(Dataset entries)
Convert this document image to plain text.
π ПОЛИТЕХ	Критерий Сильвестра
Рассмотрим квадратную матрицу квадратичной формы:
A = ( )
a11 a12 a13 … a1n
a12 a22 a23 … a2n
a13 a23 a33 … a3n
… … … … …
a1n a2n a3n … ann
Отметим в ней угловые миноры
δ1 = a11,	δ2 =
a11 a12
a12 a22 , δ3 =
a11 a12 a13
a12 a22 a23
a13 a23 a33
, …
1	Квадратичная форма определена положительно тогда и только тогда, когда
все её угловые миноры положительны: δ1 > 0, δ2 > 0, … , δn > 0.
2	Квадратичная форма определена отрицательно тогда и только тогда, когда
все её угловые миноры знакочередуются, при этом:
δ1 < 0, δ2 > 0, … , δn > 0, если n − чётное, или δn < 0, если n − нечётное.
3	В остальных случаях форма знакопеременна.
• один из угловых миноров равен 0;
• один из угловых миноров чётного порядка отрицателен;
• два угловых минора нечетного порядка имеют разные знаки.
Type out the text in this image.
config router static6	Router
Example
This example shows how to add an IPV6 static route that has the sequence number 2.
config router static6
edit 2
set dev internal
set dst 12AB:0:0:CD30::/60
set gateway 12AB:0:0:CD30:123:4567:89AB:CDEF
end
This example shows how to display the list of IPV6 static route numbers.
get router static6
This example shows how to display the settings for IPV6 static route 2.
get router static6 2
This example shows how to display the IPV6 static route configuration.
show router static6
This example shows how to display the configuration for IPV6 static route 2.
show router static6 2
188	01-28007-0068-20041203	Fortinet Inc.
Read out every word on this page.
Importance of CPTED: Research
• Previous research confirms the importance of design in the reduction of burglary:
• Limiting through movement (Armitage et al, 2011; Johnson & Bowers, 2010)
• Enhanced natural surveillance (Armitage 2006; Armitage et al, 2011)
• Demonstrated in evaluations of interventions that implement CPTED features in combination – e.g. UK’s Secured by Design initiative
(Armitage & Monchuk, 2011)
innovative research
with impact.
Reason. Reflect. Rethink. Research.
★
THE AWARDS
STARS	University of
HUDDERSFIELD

■ Problem to work on
Copy out each line that contains the word "угловые".

■ Response to this exercise
Отметим в ней угловые миноры
все её угловые миноры положительны: δ1 > 0, δ2 > 0, … , δn > 0.
все её угловые миноры знакочередуются, при этом:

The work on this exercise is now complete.